## GIVEN REQUEST
For each line in the data below that holds "天然银矿", return a copy.

## STORED DATA
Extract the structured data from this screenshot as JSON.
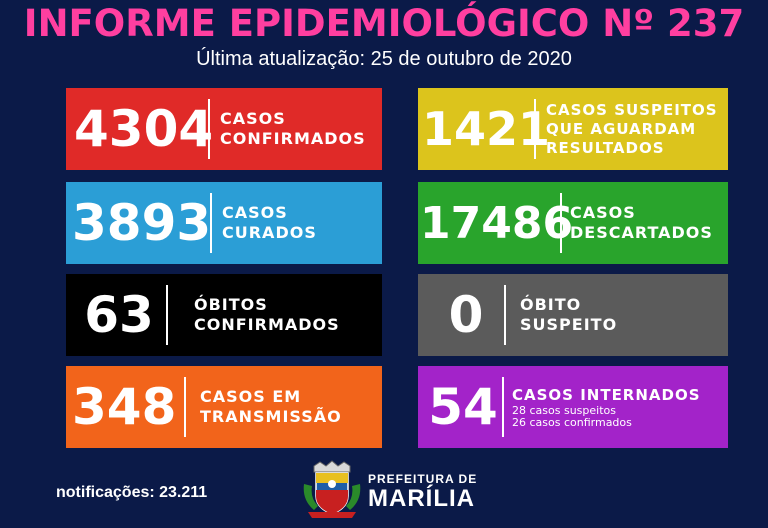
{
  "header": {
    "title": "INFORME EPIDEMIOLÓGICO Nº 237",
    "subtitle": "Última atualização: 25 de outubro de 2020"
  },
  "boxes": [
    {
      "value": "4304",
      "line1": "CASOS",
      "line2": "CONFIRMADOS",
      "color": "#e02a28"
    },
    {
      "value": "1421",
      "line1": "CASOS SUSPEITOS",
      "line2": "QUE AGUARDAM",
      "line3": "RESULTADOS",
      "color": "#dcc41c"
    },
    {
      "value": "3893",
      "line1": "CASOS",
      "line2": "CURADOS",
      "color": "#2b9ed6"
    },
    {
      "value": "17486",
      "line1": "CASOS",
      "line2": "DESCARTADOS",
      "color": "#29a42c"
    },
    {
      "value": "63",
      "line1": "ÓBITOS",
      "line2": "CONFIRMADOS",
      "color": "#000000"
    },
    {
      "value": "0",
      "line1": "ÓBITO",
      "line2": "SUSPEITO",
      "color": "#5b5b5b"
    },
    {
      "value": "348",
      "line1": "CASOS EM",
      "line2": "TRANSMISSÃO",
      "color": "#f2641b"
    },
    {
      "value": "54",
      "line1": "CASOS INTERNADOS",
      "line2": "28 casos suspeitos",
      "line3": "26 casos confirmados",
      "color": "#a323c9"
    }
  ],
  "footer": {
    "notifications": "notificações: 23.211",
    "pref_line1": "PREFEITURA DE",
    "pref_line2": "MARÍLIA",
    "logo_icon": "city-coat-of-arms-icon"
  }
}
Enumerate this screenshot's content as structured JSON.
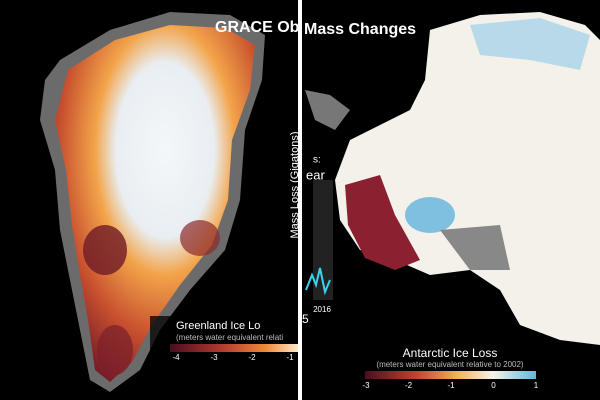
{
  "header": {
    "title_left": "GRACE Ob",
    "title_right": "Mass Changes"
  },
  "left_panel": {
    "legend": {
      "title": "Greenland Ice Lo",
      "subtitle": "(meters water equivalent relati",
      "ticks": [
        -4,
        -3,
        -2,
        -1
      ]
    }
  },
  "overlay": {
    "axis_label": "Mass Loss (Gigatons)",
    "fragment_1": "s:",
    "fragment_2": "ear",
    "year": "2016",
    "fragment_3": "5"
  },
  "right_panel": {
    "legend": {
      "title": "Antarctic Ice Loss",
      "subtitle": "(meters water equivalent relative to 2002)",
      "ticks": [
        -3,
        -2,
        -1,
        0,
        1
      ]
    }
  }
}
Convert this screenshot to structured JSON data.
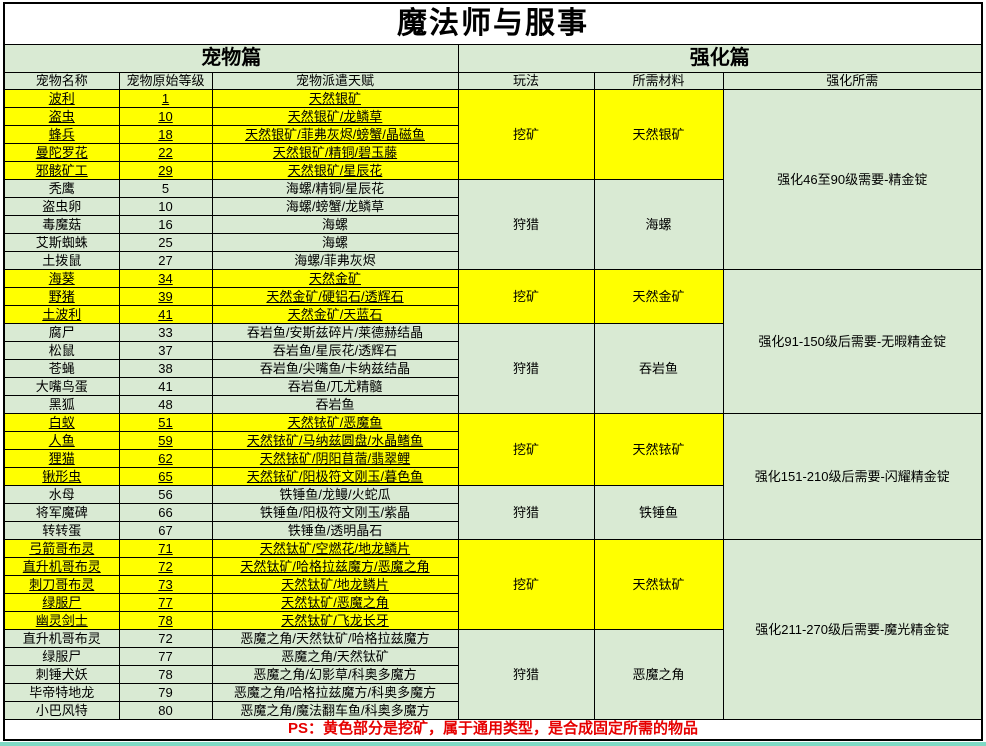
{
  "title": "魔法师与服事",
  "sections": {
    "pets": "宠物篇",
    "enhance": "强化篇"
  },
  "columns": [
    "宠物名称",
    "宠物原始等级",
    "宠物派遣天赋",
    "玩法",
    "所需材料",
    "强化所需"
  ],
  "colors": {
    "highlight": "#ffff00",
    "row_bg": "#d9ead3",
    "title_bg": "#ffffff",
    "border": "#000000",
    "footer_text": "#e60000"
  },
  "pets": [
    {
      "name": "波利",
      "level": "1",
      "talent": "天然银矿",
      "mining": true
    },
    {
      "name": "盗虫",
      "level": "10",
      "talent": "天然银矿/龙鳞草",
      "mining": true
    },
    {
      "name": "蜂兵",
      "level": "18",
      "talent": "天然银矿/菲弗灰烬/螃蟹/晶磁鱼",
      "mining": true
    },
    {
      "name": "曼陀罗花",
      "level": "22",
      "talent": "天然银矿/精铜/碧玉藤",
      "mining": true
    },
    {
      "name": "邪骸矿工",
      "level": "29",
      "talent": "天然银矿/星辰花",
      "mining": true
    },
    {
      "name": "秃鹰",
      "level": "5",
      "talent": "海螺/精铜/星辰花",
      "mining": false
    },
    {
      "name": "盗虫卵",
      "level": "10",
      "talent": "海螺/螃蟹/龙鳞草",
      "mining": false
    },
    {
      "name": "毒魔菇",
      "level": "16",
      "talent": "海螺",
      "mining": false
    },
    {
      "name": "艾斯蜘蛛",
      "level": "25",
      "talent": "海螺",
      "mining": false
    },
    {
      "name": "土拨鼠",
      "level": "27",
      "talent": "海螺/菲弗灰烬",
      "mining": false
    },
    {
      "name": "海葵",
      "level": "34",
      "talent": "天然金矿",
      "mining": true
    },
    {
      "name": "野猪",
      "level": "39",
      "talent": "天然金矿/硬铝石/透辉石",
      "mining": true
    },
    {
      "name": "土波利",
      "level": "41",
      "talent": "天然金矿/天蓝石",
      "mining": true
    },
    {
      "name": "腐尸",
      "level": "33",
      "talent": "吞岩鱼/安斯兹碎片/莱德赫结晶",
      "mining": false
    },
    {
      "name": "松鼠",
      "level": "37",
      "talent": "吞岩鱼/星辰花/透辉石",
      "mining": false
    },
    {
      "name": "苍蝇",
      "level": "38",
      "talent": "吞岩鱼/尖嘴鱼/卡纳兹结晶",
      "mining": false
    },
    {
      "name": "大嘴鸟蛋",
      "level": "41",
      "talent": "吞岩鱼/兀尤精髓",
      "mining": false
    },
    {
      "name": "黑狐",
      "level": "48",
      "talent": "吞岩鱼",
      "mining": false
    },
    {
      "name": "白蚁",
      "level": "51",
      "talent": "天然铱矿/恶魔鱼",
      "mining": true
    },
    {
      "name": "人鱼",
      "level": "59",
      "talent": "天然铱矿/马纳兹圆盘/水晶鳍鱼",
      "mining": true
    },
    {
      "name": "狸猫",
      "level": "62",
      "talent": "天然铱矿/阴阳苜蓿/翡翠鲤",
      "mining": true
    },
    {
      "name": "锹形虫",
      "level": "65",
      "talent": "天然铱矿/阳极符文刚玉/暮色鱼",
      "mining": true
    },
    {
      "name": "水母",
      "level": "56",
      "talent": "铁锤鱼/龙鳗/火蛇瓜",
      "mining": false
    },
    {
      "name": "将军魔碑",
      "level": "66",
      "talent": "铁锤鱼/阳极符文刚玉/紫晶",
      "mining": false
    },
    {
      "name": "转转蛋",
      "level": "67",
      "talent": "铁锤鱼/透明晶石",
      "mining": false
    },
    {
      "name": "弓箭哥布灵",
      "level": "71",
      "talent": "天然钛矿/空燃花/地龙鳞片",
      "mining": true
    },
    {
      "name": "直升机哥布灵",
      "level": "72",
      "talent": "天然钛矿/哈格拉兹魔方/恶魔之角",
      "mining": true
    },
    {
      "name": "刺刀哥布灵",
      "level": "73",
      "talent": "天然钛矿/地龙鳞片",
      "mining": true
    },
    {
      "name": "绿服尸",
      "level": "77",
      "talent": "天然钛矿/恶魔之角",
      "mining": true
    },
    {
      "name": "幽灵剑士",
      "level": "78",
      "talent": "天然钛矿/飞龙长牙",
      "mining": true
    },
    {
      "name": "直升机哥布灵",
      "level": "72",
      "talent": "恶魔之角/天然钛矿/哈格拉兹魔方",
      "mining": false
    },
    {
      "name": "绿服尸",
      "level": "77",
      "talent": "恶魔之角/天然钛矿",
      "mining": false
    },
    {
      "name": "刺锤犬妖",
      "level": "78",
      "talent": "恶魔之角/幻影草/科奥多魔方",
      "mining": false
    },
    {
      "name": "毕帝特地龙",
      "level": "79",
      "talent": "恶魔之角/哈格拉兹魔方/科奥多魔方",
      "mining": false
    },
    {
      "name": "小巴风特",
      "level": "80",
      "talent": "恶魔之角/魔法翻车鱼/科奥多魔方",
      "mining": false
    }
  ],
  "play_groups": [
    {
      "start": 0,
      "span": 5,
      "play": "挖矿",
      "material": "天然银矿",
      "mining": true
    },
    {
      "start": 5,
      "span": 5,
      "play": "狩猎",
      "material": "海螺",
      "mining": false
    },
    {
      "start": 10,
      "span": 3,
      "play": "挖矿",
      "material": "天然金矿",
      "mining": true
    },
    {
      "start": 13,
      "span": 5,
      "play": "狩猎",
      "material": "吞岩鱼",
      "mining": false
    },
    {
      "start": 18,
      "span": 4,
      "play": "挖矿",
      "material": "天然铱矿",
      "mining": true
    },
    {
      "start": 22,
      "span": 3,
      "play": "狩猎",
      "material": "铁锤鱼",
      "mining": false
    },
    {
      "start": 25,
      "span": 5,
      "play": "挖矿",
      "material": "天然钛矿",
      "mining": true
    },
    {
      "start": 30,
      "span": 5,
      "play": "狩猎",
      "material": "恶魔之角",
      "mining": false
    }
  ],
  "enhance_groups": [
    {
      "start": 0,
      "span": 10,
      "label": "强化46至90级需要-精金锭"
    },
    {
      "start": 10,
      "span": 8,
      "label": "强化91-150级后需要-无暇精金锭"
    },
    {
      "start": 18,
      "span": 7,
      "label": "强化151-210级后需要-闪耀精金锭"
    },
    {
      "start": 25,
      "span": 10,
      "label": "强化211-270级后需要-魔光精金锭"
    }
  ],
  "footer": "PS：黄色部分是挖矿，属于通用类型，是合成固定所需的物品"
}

## EXERCISE ANSWER
      "talent": "天然银矿",
      "talent": "天然银矿/龙鳞草",
      "talent": "天然银矿/菲弗灰烬/螃蟹/晶磁鱼",
      "talent": "天然银矿/精铜/碧玉藤",
      "talent": "天然银矿/星辰花",
      "material": "天然银矿",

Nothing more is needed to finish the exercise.